= GIVEN EXERCISE =
Rewrite the lines below with "bounding boxes" replaced by "box coordinates" wherever it appears, changing nothing else. Omit the pictures from your answer.

= TASK MATERIAL =
## begin
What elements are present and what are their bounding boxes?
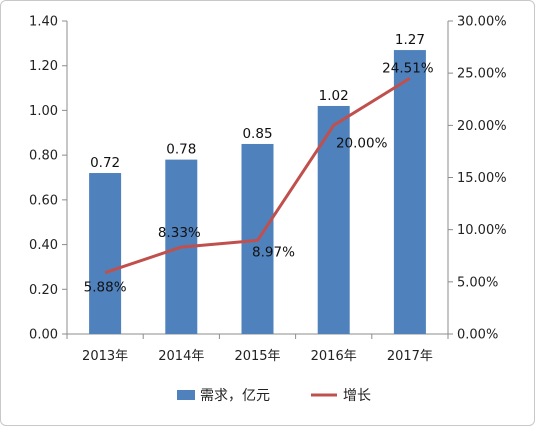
line-series [104, 77, 411, 275]
x-tick-label: 2014年 [158, 349, 204, 364]
bar [393, 50, 426, 335]
bar-value-label: 1.02 [319, 88, 349, 104]
right-tick-label: 10.00% [457, 223, 507, 238]
right-tick-label: 30.00% [457, 15, 507, 30]
bar [89, 173, 122, 334]
right-tick-label: 25.00% [457, 67, 507, 82]
growth-line [104, 77, 411, 275]
growth-value-label: 8.97% [252, 244, 295, 260]
bar-value-label: 1.27 [395, 32, 425, 48]
left-tick-label: 0.20 [29, 283, 58, 298]
bar-value-label: 0.72 [90, 155, 120, 171]
left-tick-label: 1.40 [29, 15, 58, 30]
growth-value-label: 8.33% [158, 225, 201, 241]
legend-bar-swatch [177, 390, 195, 400]
legend-line-label: 增长 [343, 388, 371, 404]
x-tick-label: 2013年 [82, 349, 128, 364]
right-tick-label: 5.00% [457, 275, 498, 290]
right-tick-label: 20.00% [457, 119, 507, 134]
left-tick-label: 0.60 [29, 193, 58, 208]
data-labels: 0.72 0.78 0.85 1.02 1.27 5.88% 8.33% 8.97% 20.00… [84, 32, 434, 296]
legend: 需求，亿元 增长 [177, 388, 371, 404]
bar-value-label: 0.85 [242, 126, 272, 142]
right-tick-label: 15.00% [457, 171, 507, 186]
growth-value-label: 20.00% [336, 135, 388, 151]
left-tick-label: 1.00 [29, 104, 58, 119]
bar-value-label: 0.78 [166, 142, 196, 158]
growth-value-label: 24.51% [382, 60, 434, 76]
x-tick-label: 2016年 [311, 349, 357, 364]
x-tick-label: 2017年 [387, 349, 433, 364]
bar-series [89, 50, 426, 335]
left-tick-label: 0.40 [29, 238, 58, 253]
legend-bar-label: 需求，亿元 [200, 388, 270, 404]
right-tick-label: 0.00% [457, 328, 498, 343]
growth-value-label: 5.88% [84, 280, 127, 296]
left-tick-label: 1.20 [29, 59, 58, 74]
x-tick-label: 2015年 [234, 349, 280, 364]
axes: 0.00 0.20 0.40 0.60 0.80 1.00 1.20 1.40 0.00% 5.0… [29, 15, 507, 365]
left-tick-label: 0.00 [29, 328, 58, 343]
left-tick-label: 0.80 [29, 149, 58, 164]
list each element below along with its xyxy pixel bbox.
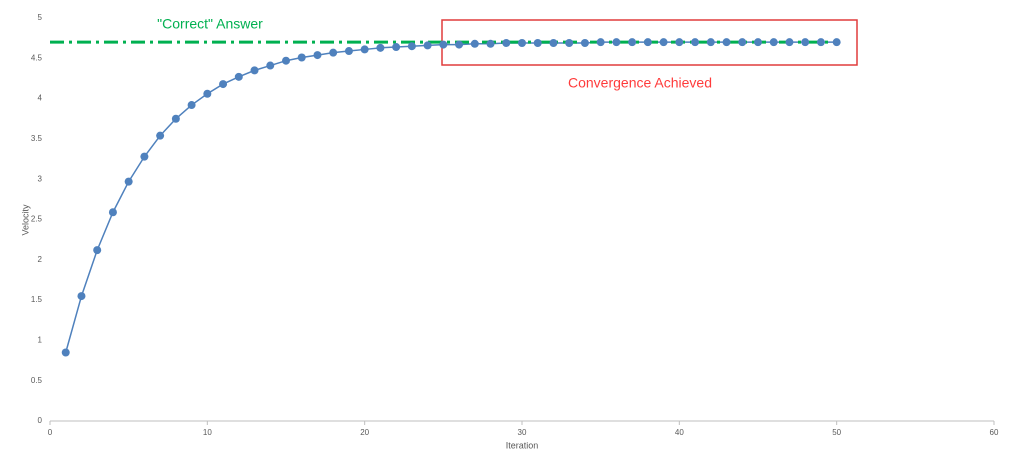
data-point bbox=[470, 39, 479, 48]
x-tick-label: 60 bbox=[990, 428, 999, 437]
data-point bbox=[313, 51, 322, 60]
data-point bbox=[250, 66, 259, 75]
data-point bbox=[219, 80, 228, 89]
x-tick-label: 50 bbox=[832, 428, 841, 437]
data-point bbox=[596, 38, 605, 47]
data-point bbox=[706, 38, 715, 47]
y-tick-label: 5 bbox=[38, 13, 43, 22]
data-point bbox=[643, 38, 652, 47]
data-point bbox=[77, 292, 86, 301]
data-point bbox=[612, 38, 621, 47]
data-point bbox=[329, 48, 338, 57]
data-point bbox=[518, 38, 526, 47]
data-point bbox=[580, 38, 589, 47]
y-tick-label: 4.5 bbox=[31, 53, 43, 62]
x-tick-label: 20 bbox=[360, 428, 369, 437]
data-point bbox=[93, 246, 102, 255]
data-point bbox=[376, 43, 385, 52]
data-point bbox=[234, 72, 243, 81]
data-point bbox=[297, 53, 306, 62]
data-point bbox=[486, 39, 495, 48]
y-tick-label: 1.5 bbox=[31, 295, 43, 304]
y-tick-label: 2 bbox=[38, 255, 43, 264]
data-point bbox=[266, 61, 275, 70]
data-point bbox=[124, 177, 133, 186]
x-tick-label: 0 bbox=[48, 428, 53, 437]
data-point bbox=[549, 38, 558, 47]
data-point bbox=[754, 38, 762, 47]
y-tick-label: 3.5 bbox=[31, 134, 43, 143]
data-point bbox=[659, 38, 668, 47]
data-point bbox=[533, 38, 542, 47]
y-tick-label: 0.5 bbox=[31, 376, 43, 385]
data-point bbox=[282, 56, 290, 65]
y-tick-label: 3 bbox=[38, 174, 43, 183]
x-tick-label: 30 bbox=[518, 428, 527, 437]
y-tick-label: 1 bbox=[38, 336, 43, 345]
x-axis-title: Iteration bbox=[506, 440, 539, 450]
data-point bbox=[565, 38, 574, 47]
data-point bbox=[344, 47, 353, 56]
data-line bbox=[65, 41, 837, 353]
data-point bbox=[738, 38, 747, 47]
data-point bbox=[171, 114, 180, 123]
data-point bbox=[785, 38, 794, 47]
y-tick-label: 0 bbox=[38, 416, 43, 425]
data-point bbox=[156, 131, 165, 140]
data-point bbox=[423, 41, 432, 50]
data-point bbox=[407, 42, 416, 51]
data-point bbox=[140, 152, 149, 161]
data-point bbox=[360, 45, 369, 54]
y-axis-title: Velocity bbox=[20, 204, 30, 236]
data-point bbox=[832, 38, 841, 47]
data-point bbox=[439, 40, 448, 49]
reference-label: "Correct" Answer bbox=[157, 16, 263, 32]
data-point bbox=[816, 38, 825, 47]
data-point bbox=[675, 38, 684, 47]
data-point bbox=[455, 40, 464, 49]
x-tick-label: 10 bbox=[203, 428, 212, 437]
annotation: Convergence Achieved bbox=[568, 75, 712, 91]
data-point bbox=[628, 38, 637, 47]
y-tick-label: 2.5 bbox=[31, 215, 43, 224]
data-point bbox=[722, 38, 731, 47]
data-point bbox=[801, 38, 810, 47]
data-point bbox=[108, 208, 117, 217]
x-tick-label: 40 bbox=[675, 428, 684, 437]
data-point bbox=[61, 348, 70, 357]
data-point bbox=[187, 101, 196, 110]
data-point bbox=[502, 38, 511, 47]
data-point bbox=[203, 89, 212, 98]
y-tick-label: 4 bbox=[38, 94, 43, 103]
data-point bbox=[392, 43, 401, 52]
data-point bbox=[769, 38, 778, 47]
data-point bbox=[691, 38, 700, 47]
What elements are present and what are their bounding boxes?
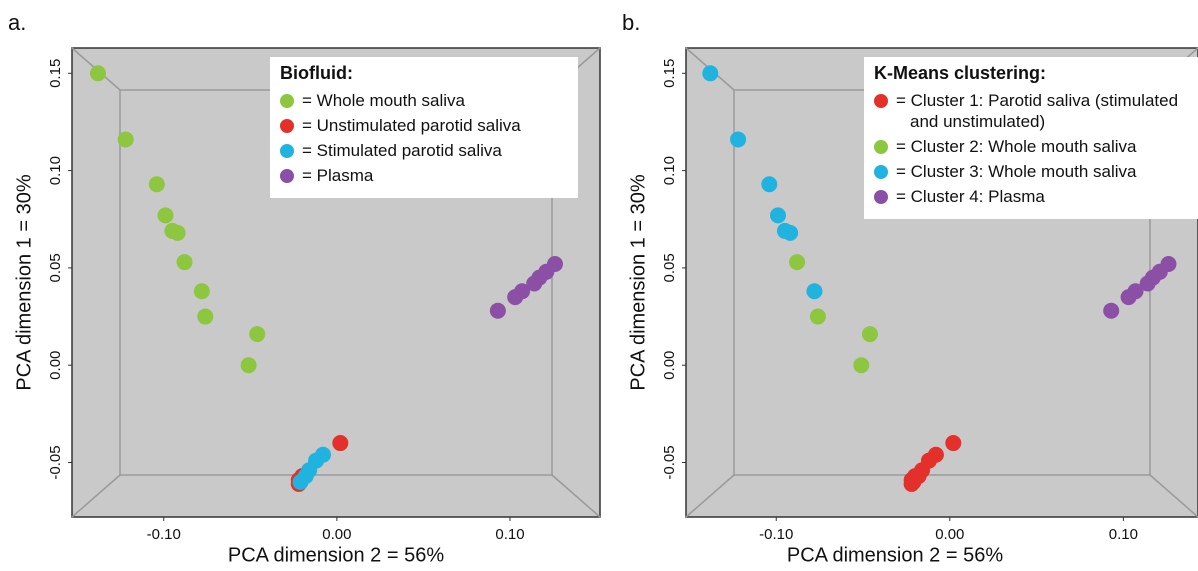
## end
= TASK RESPONSE =
What elements are present and what are their box coordinates?
line-series [104, 77, 411, 275]
x-tick-label: 2014年 [158, 349, 204, 364]
bar [393, 50, 426, 335]
bar-value-label: 1.02 [319, 88, 349, 104]
right-tick-label: 10.00% [457, 223, 507, 238]
right-tick-label: 30.00% [457, 15, 507, 30]
bar [89, 173, 122, 334]
right-tick-label: 25.00% [457, 67, 507, 82]
growth-line [104, 77, 411, 275]
growth-value-label: 8.97% [252, 244, 295, 260]
bar-value-label: 1.27 [395, 32, 425, 48]
left-tick-label: 0.20 [29, 283, 58, 298]
bar-value-label: 0.72 [90, 155, 120, 171]
left-tick-label: 1.40 [29, 15, 58, 30]
growth-value-label: 8.33% [158, 225, 201, 241]
legend-bar-swatch [177, 390, 195, 400]
legend-line-label: 增长 [343, 388, 371, 404]
x-tick-label: 2013年 [82, 349, 128, 364]
right-tick-label: 5.00% [457, 275, 498, 290]
right-tick-label: 20.00% [457, 119, 507, 134]
left-tick-label: 0.60 [29, 193, 58, 208]
data-labels: 0.72 0.78 0.85 1.02 1.27 5.88% 8.33% 8.97% 20.00… [84, 32, 434, 296]
legend: 需求，亿元 增长 [177, 388, 371, 404]
bar-value-label: 0.85 [242, 126, 272, 142]
right-tick-label: 15.00% [457, 171, 507, 186]
growth-value-label: 20.00% [336, 135, 388, 151]
left-tick-label: 1.00 [29, 104, 58, 119]
bar-value-label: 0.78 [166, 142, 196, 158]
growth-value-label: 24.51% [382, 60, 434, 76]
x-tick-label: 2016年 [311, 349, 357, 364]
x-tick-label: 2017年 [387, 349, 433, 364]
bar-series [89, 50, 426, 335]
left-tick-label: 0.40 [29, 238, 58, 253]
legend-bar-label: 需求，亿元 [200, 388, 270, 404]
right-tick-label: 0.00% [457, 328, 498, 343]
growth-value-label: 5.88% [84, 280, 127, 296]
left-tick-label: 1.20 [29, 59, 58, 74]
x-tick-label: 2015年 [234, 349, 280, 364]
axes: 0.00 0.20 0.40 0.60 0.80 1.00 1.20 1.40 0.00% 5.0… [29, 15, 507, 365]
left-tick-label: 0.00 [29, 328, 58, 343]
left-tick-label: 0.80 [29, 149, 58, 164]
list each element below along with its xyxy pixel bbox.
data-point bbox=[470, 39, 479, 48]
x-tick-label: 60 bbox=[990, 428, 999, 437]
data-point bbox=[313, 51, 322, 60]
data-point bbox=[250, 66, 259, 75]
data-point bbox=[219, 80, 228, 89]
x-tick-label: 50 bbox=[832, 428, 841, 437]
data-point bbox=[596, 38, 605, 47]
data-point bbox=[706, 38, 715, 47]
y-tick-label: 5 bbox=[38, 13, 43, 22]
data-point bbox=[643, 38, 652, 47]
data-point bbox=[77, 292, 86, 301]
data-point bbox=[612, 38, 621, 47]
data-point bbox=[329, 48, 338, 57]
data-point bbox=[518, 38, 526, 47]
data-point bbox=[580, 38, 589, 47]
y-tick-label: 4.5 bbox=[31, 53, 43, 62]
x-tick-label: 20 bbox=[360, 428, 369, 437]
data-point bbox=[93, 246, 102, 255]
data-point bbox=[376, 43, 385, 52]
data-point bbox=[234, 72, 243, 81]
data-point bbox=[297, 53, 306, 62]
data-point bbox=[486, 39, 495, 48]
y-tick-label: 1.5 bbox=[31, 295, 43, 304]
y-tick-label: 2 bbox=[38, 255, 43, 264]
data-point bbox=[266, 61, 275, 70]
data-point bbox=[124, 177, 133, 186]
x-tick-label: 0 bbox=[48, 428, 53, 437]
data-point bbox=[549, 38, 558, 47]
data-point bbox=[754, 38, 762, 47]
y-tick-label: 3.5 bbox=[31, 134, 43, 143]
data-point bbox=[659, 38, 668, 47]
data-point bbox=[533, 38, 542, 47]
y-tick-label: 0.5 bbox=[31, 376, 43, 385]
data-point bbox=[282, 56, 290, 65]
y-tick-label: 3 bbox=[38, 174, 43, 183]
x-tick-label: 30 bbox=[518, 428, 527, 437]
y-tick-label: 1 bbox=[38, 336, 43, 345]
x-axis-title: Iteration bbox=[506, 440, 539, 450]
data-point bbox=[565, 38, 574, 47]
data-point bbox=[344, 47, 353, 56]
data-line bbox=[65, 41, 837, 353]
data-point bbox=[738, 38, 747, 47]
data-point bbox=[171, 114, 180, 123]
data-point bbox=[785, 38, 794, 47]
y-tick-label: 0 bbox=[38, 416, 43, 425]
data-point bbox=[156, 131, 165, 140]
data-point bbox=[423, 41, 432, 50]
data-point bbox=[407, 42, 416, 51]
data-point bbox=[140, 152, 149, 161]
data-point bbox=[360, 45, 369, 54]
y-axis-title: Velocity bbox=[20, 204, 30, 236]
data-point bbox=[832, 38, 841, 47]
data-point bbox=[439, 40, 448, 49]
reference-label: "Correct" Answer bbox=[157, 16, 263, 32]
data-point bbox=[816, 38, 825, 47]
data-point bbox=[675, 38, 684, 47]
data-point bbox=[455, 40, 464, 49]
x-tick-label: 10 bbox=[203, 428, 212, 437]
annotation: Convergence Achieved bbox=[568, 75, 712, 91]
data-point bbox=[628, 38, 637, 47]
y-tick-label: 2.5 bbox=[31, 215, 43, 224]
data-point bbox=[722, 38, 731, 47]
data-point bbox=[801, 38, 810, 47]
data-point bbox=[108, 208, 117, 217]
x-tick-label: 40 bbox=[675, 428, 684, 437]
data-point bbox=[61, 348, 70, 357]
data-point bbox=[187, 101, 196, 110]
data-point bbox=[502, 38, 511, 47]
data-point bbox=[203, 89, 212, 98]
y-tick-label: 4 bbox=[38, 94, 43, 103]
data-point bbox=[392, 43, 401, 52]
data-point bbox=[769, 38, 778, 47]
data-point bbox=[691, 38, 700, 47]
What elements are present and what are their box coordinates?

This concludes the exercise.